[Goal] Transcribe the material word for word, but without the images.

[Entries shown]
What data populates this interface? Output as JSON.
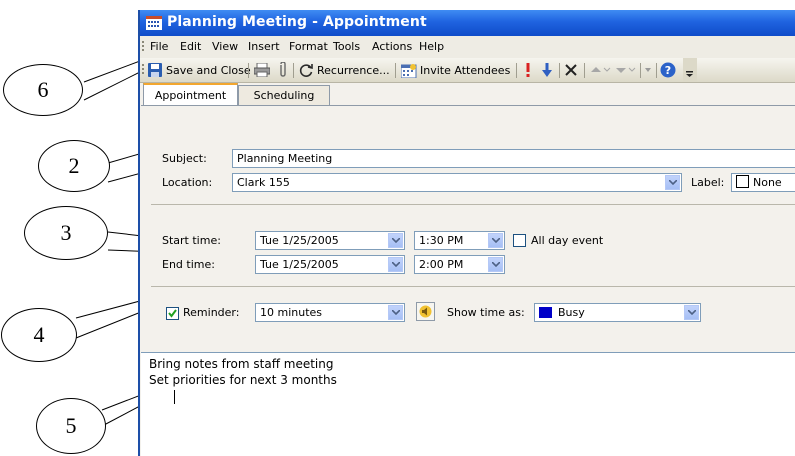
{
  "window": {
    "title": "Planning Meeting - Appointment"
  },
  "menu": [
    "File",
    "Edit",
    "View",
    "Insert",
    "Format",
    "Tools",
    "Actions",
    "Help"
  ],
  "toolbar": {
    "save_close": "Save and Close",
    "recurrence": "Recurrence...",
    "invite": "Invite Attendees"
  },
  "tabs": [
    {
      "label": "Appointment"
    },
    {
      "label": "Scheduling"
    }
  ],
  "form": {
    "subject_label": "Subject:",
    "subject": "Planning Meeting",
    "location_label": "Location:",
    "location": "Clark 155",
    "label_label": "Label:",
    "label_value": "None",
    "start_label": "Start time:",
    "start_date": "Tue 1/25/2005",
    "start_time": "1:30 PM",
    "all_day": "All day event",
    "end_label": "End time:",
    "end_date": "Tue 1/25/2005",
    "end_time": "2:00 PM",
    "reminder_label": "Reminder:",
    "reminder_checked": true,
    "reminder_value": "10 minutes",
    "show_as_label": "Show time as:",
    "show_as_value": "Busy",
    "show_as_color": "#0000c8"
  },
  "notes": [
    "Bring notes from staff meeting",
    "Set priorities for next 3 months"
  ],
  "callouts": [
    "6",
    "2",
    "3",
    "4",
    "5"
  ],
  "colors": {
    "title_bar": "#1f63e0",
    "tab_highlight": "#f2a62e",
    "field_border": "#7f9db9"
  }
}
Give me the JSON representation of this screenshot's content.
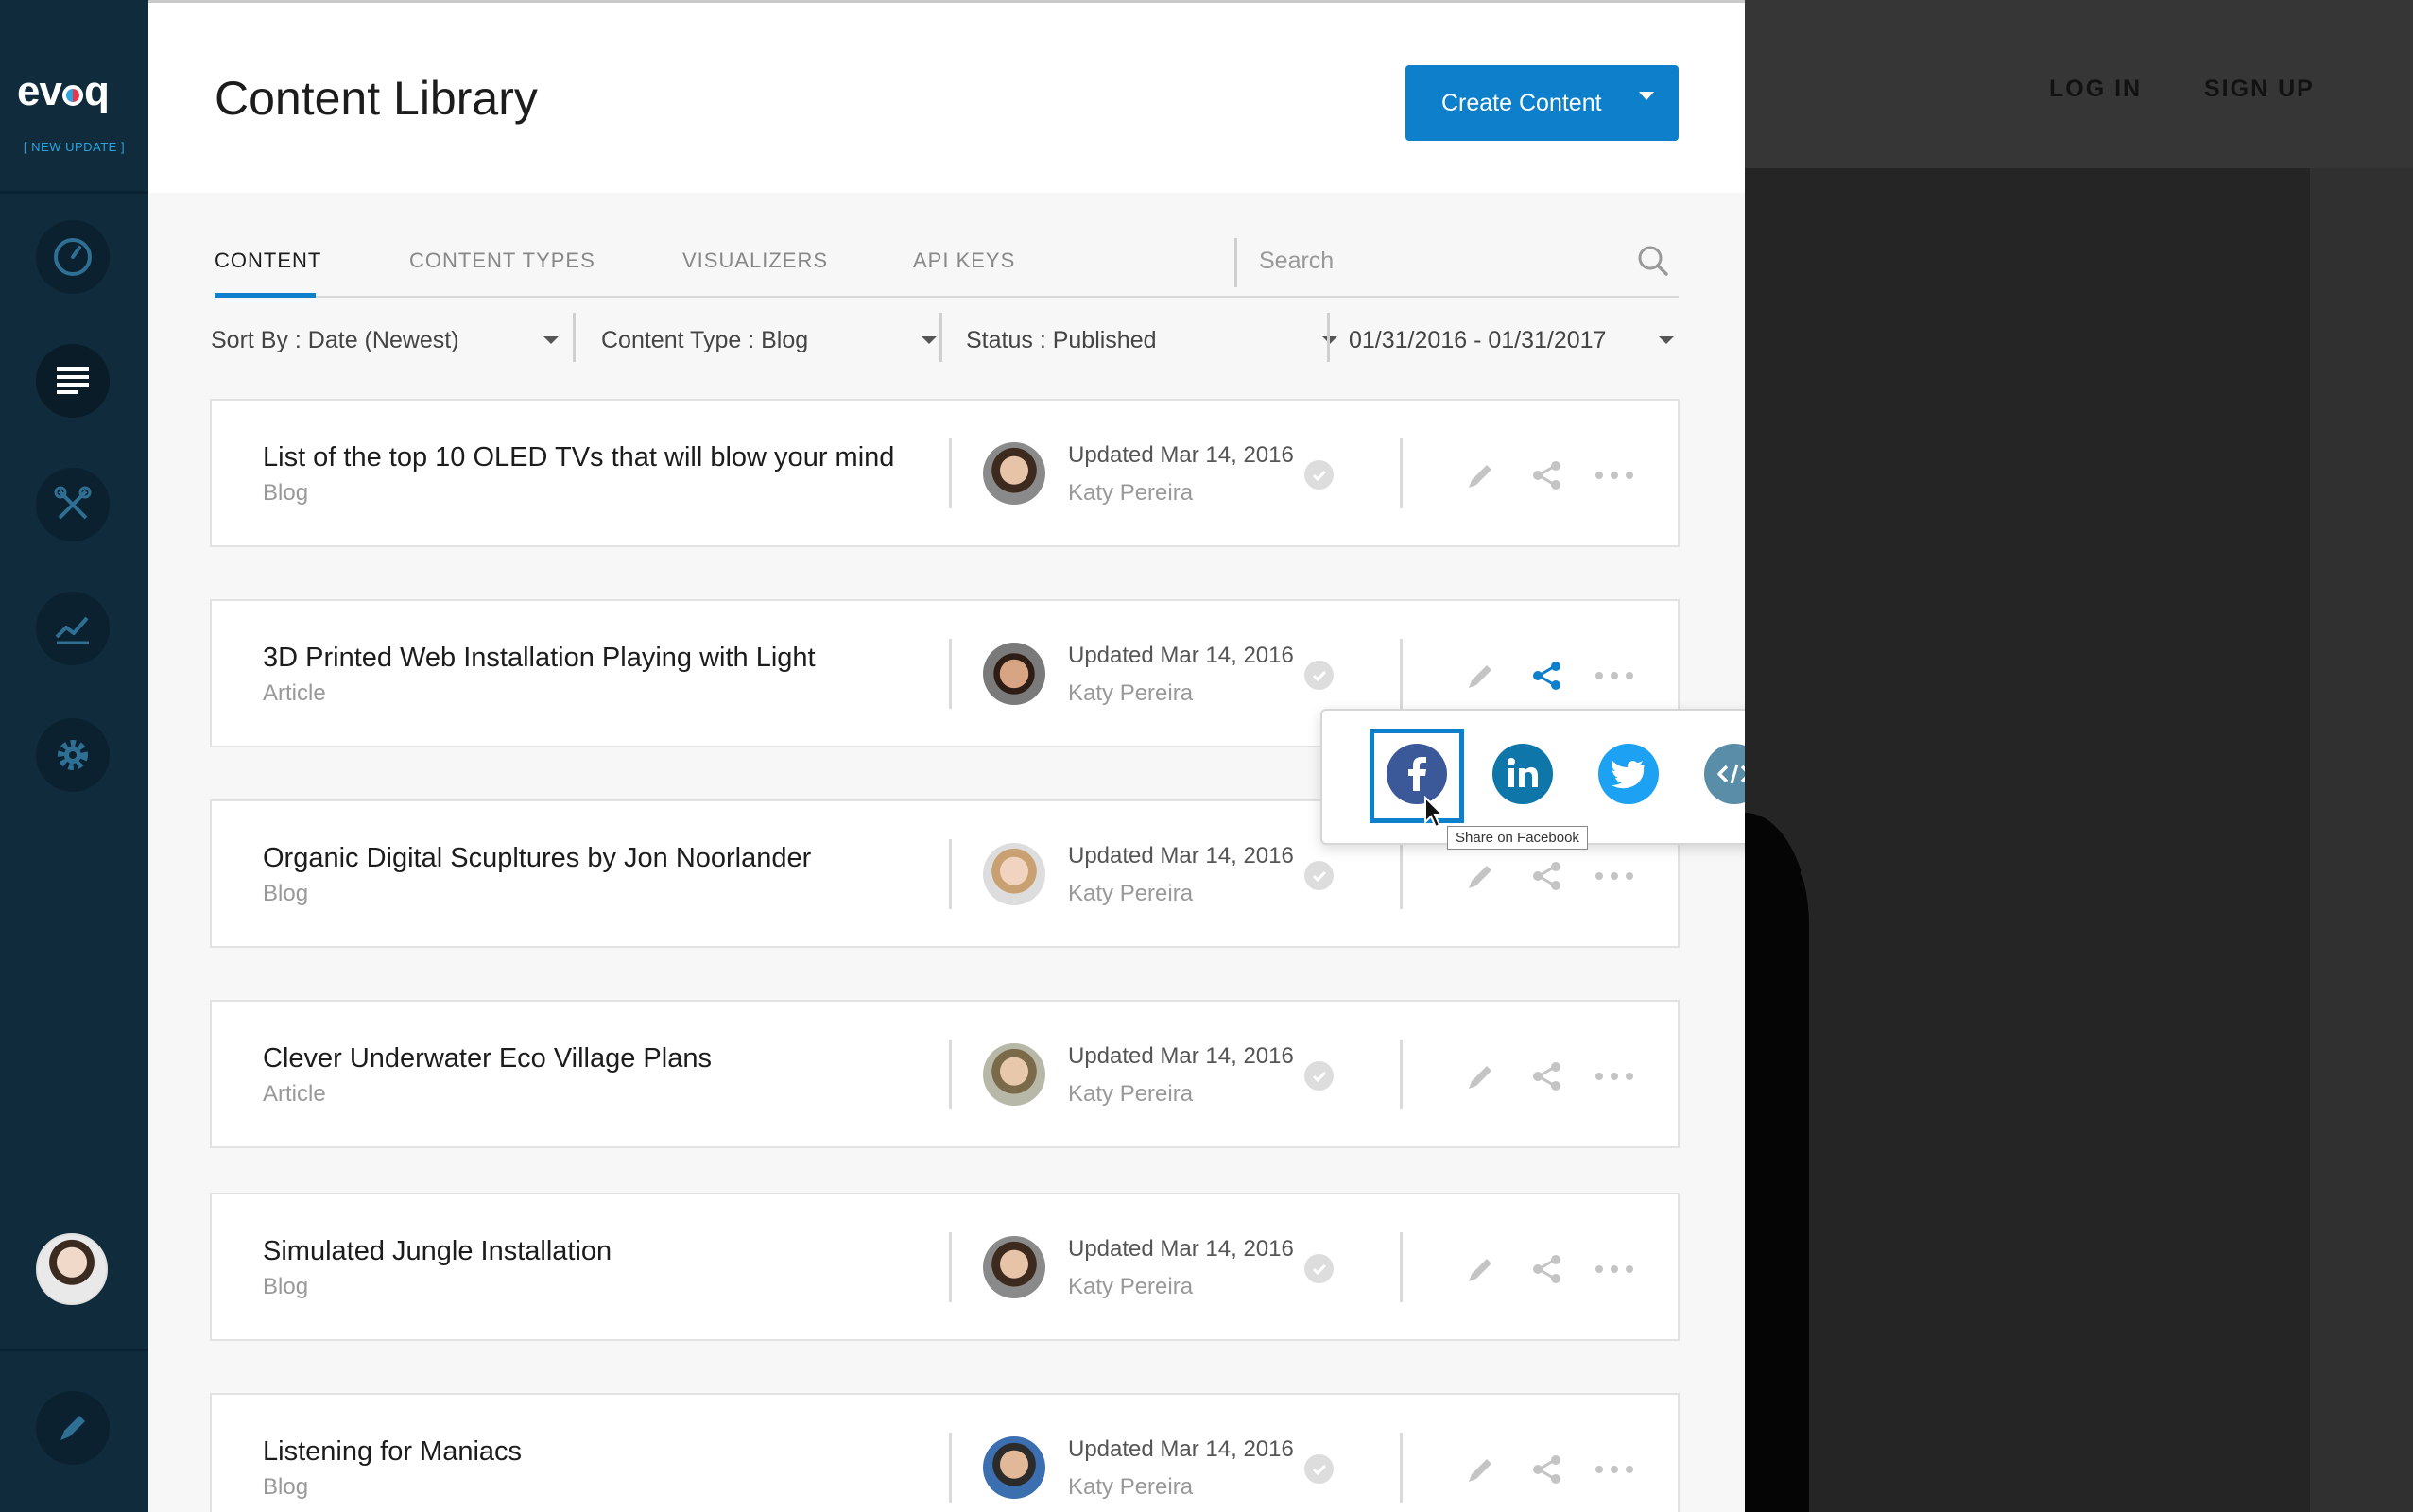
{
  "app": {
    "logo_text_a": "ev",
    "logo_text_b": "q",
    "update_tag": "[ NEW UPDATE ]"
  },
  "site": {
    "login": "LOG IN",
    "signup": "SIGN UP"
  },
  "sidebar": {
    "items": [
      {
        "name": "dashboard",
        "icon": "gauge-icon"
      },
      {
        "name": "content",
        "icon": "content-list-icon"
      },
      {
        "name": "tools",
        "icon": "tools-icon"
      },
      {
        "name": "analytics",
        "icon": "chart-line-icon"
      },
      {
        "name": "settings",
        "icon": "gear-icon"
      }
    ],
    "bottom_action": "pencil-icon"
  },
  "header": {
    "title": "Content Library",
    "create_label": "Create  Content"
  },
  "tabs": [
    {
      "label": "CONTENT",
      "active": true
    },
    {
      "label": "CONTENT TYPES",
      "active": false
    },
    {
      "label": "VISUALIZERS",
      "active": false
    },
    {
      "label": "API KEYS",
      "active": false
    }
  ],
  "search": {
    "placeholder": "Search"
  },
  "filters": {
    "sort": "Sort By : Date (Newest)",
    "type": "Content Type : Blog",
    "status": "Status : Published",
    "dates": "01/31/2016 - 01/31/2017"
  },
  "rows": [
    {
      "title": "List of the top 10 OLED TVs that will blow your mind",
      "type": "Blog",
      "updated": "Updated Mar 14, 2016",
      "author": "Katy Pereira"
    },
    {
      "title": "3D Printed Web Installation Playing with Light",
      "type": "Article",
      "updated": "Updated Mar 14, 2016",
      "author": "Katy Pereira"
    },
    {
      "title": "Organic Digital Scupltures by Jon Noorlander",
      "type": "Blog",
      "updated": "Updated Mar 14, 2016",
      "author": "Katy Pereira"
    },
    {
      "title": "Clever Underwater Eco Village Plans",
      "type": "Article",
      "updated": "Updated Mar 14, 2016",
      "author": "Katy Pereira"
    },
    {
      "title": "Simulated Jungle Installation",
      "type": "Blog",
      "updated": "Updated Mar 14, 2016",
      "author": "Katy Pereira"
    },
    {
      "title": "Listening for Maniacs",
      "type": "Blog",
      "updated": "Updated Mar 14, 2016",
      "author": "Katy Pereira"
    }
  ],
  "share_menu": {
    "options": [
      "facebook-icon",
      "linkedin-icon",
      "twitter-icon",
      "embed-code-icon"
    ],
    "tooltip": "Share on Facebook"
  },
  "colors": {
    "accent": "#0d7fcb",
    "sidebar": "#0f2b3c",
    "facebook": "#3b5998",
    "linkedin": "#0e76a8",
    "twitter": "#1da1f2",
    "embed": "#5a8ea8"
  }
}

[Task output]
What data populates this interface? Output as JSON.
{
  "window": {
    "title": "Planning Meeting - Appointment"
  },
  "menu": [
    "File",
    "Edit",
    "View",
    "Insert",
    "Format",
    "Tools",
    "Actions",
    "Help"
  ],
  "toolbar": {
    "save_close": "Save and Close",
    "recurrence": "Recurrence...",
    "invite": "Invite Attendees"
  },
  "tabs": [
    {
      "label": "Appointment"
    },
    {
      "label": "Scheduling"
    }
  ],
  "form": {
    "subject_label": "Subject:",
    "subject": "Planning Meeting",
    "location_label": "Location:",
    "location": "Clark 155",
    "label_label": "Label:",
    "label_value": "None",
    "start_label": "Start time:",
    "start_date": "Tue 1/25/2005",
    "start_time": "1:30 PM",
    "all_day": "All day event",
    "end_label": "End time:",
    "end_date": "Tue 1/25/2005",
    "end_time": "2:00 PM",
    "reminder_label": "Reminder:",
    "reminder_checked": true,
    "reminder_value": "10 minutes",
    "show_as_label": "Show time as:",
    "show_as_value": "Busy",
    "show_as_color": "#0000c8"
  },
  "notes": [
    "Bring notes from staff meeting",
    "Set priorities for next 3 months"
  ],
  "callouts": [
    "6",
    "2",
    "3",
    "4",
    "5"
  ],
  "colors": {
    "title_bar": "#1f63e0",
    "tab_highlight": "#f2a62e",
    "field_border": "#7f9db9"
  }
}
Give me the JSON representation of this screenshot's content.
{
  "app": {
    "logo_text_a": "ev",
    "logo_text_b": "q",
    "update_tag": "[ NEW UPDATE ]"
  },
  "site": {
    "login": "LOG IN",
    "signup": "SIGN UP"
  },
  "sidebar": {
    "items": [
      {
        "name": "dashboard",
        "icon": "gauge-icon"
      },
      {
        "name": "content",
        "icon": "content-list-icon"
      },
      {
        "name": "tools",
        "icon": "tools-icon"
      },
      {
        "name": "analytics",
        "icon": "chart-line-icon"
      },
      {
        "name": "settings",
        "icon": "gear-icon"
      }
    ],
    "bottom_action": "pencil-icon"
  },
  "header": {
    "title": "Content Library",
    "create_label": "Create  Content"
  },
  "tabs": [
    {
      "label": "CONTENT",
      "active": true
    },
    {
      "label": "CONTENT TYPES",
      "active": false
    },
    {
      "label": "VISUALIZERS",
      "active": false
    },
    {
      "label": "API KEYS",
      "active": false
    }
  ],
  "search": {
    "placeholder": "Search"
  },
  "filters": {
    "sort": "Sort By : Date (Newest)",
    "type": "Content Type : Blog",
    "status": "Status : Published",
    "dates": "01/31/2016 - 01/31/2017"
  },
  "rows": [
    {
      "title": "List of the top 10 OLED TVs that will blow your mind",
      "type": "Blog",
      "updated": "Updated Mar 14, 2016",
      "author": "Katy Pereira"
    },
    {
      "title": "3D Printed Web Installation Playing with Light",
      "type": "Article",
      "updated": "Updated Mar 14, 2016",
      "author": "Katy Pereira"
    },
    {
      "title": "Organic Digital Scupltures by Jon Noorlander",
      "type": "Blog",
      "updated": "Updated Mar 14, 2016",
      "author": "Katy Pereira"
    },
    {
      "title": "Clever Underwater Eco Village Plans",
      "type": "Article",
      "updated": "Updated Mar 14, 2016",
      "author": "Katy Pereira"
    },
    {
      "title": "Simulated Jungle Installation",
      "type": "Blog",
      "updated": "Updated Mar 14, 2016",
      "author": "Katy Pereira"
    },
    {
      "title": "Listening for Maniacs",
      "type": "Blog",
      "updated": "Updated Mar 14, 2016",
      "author": "Katy Pereira"
    }
  ],
  "share_menu": {
    "options": [
      "facebook-icon",
      "linkedin-icon",
      "twitter-icon",
      "embed-code-icon"
    ],
    "tooltip": "Share on Facebook"
  },
  "colors": {
    "accent": "#0d7fcb",
    "sidebar": "#0f2b3c",
    "facebook": "#3b5998",
    "linkedin": "#0e76a8",
    "twitter": "#1da1f2",
    "embed": "#5a8ea8"
  }
}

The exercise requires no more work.